------ MATERIAL FOR THIS TASK ------

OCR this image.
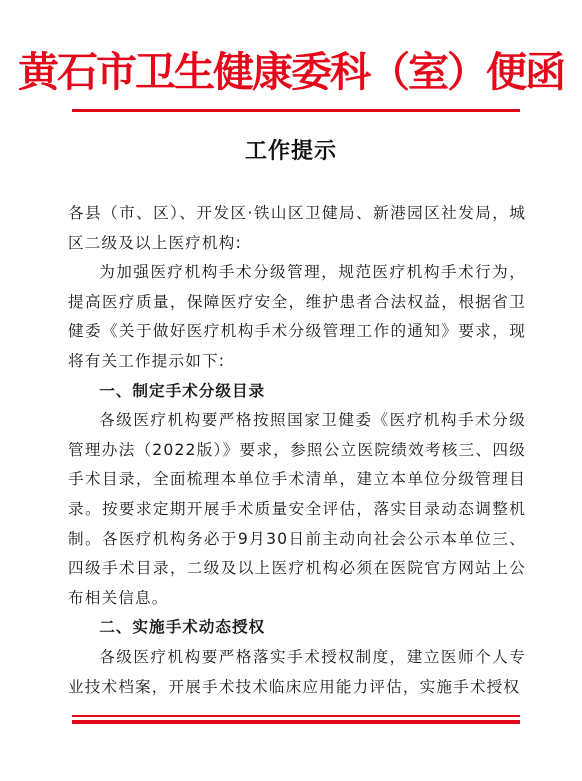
黄石市卫生健康委科（室）便函
工作提示

各县（市、区）、开发区·铁山区卫健局、新港园区社发局，城区二级及以上医疗机构:

为加强医疗机构手术分级管理，规范医疗机构手术行为，提高医疗质量，保障医疗安全，维护患者合法权益，根据省卫健委《关于做好医疗机构手术分级管理工作的通知》要求，现将有关工作提示如下:

一、制定手术分级目录

各级医疗机构要严格按照国家卫健委《医疗机构手术分级管理办法（2022版）》要求，参照公立医院绩效考核三、四级手术目录，全面梳理本单位手术清单，建立本单位分级管理目录。按要求定期开展手术质量安全评估，落实目录动态调整机制。各医疗机构务必于9月30日前主动向社会公示本单位三、四级手术目录，二级及以上医疗机构必须在医院官方网站上公布相关信息。

二、实施手术动态授权

各级医疗机构要严格落实手术授权制度，建立医师个人专业技术档案，开展手术技术临床应用能力评估，实施手术授权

------

CHALLENGE:
Copy out all of the material exactly as written, without its pictures.

RESULT BELOW:
OCR this image.
黄石市卫生健康委科（室）便函
工作提示

各县（市、区）、开发区·铁山区卫健局、新港园区社发局，城区二级及以上医疗机构:

为加强医疗机构手术分级管理，规范医疗机构手术行为，提高医疗质量，保障医疗安全，维护患者合法权益，根据省卫健委《关于做好医疗机构手术分级管理工作的通知》要求，现将有关工作提示如下:

一、制定手术分级目录

各级医疗机构要严格按照国家卫健委《医疗机构手术分级管理办法（2022版）》要求，参照公立医院绩效考核三、四级手术目录，全面梳理本单位手术清单，建立本单位分级管理目录。按要求定期开展手术质量安全评估，落实目录动态调整机制。各医疗机构务必于9月30日前主动向社会公示本单位三、四级手术目录，二级及以上医疗机构必须在医院官方网站上公布相关信息。

二、实施手术动态授权

各级医疗机构要严格落实手术授权制度，建立医师个人专业技术档案，开展手术技术临床应用能力评估，实施手术授权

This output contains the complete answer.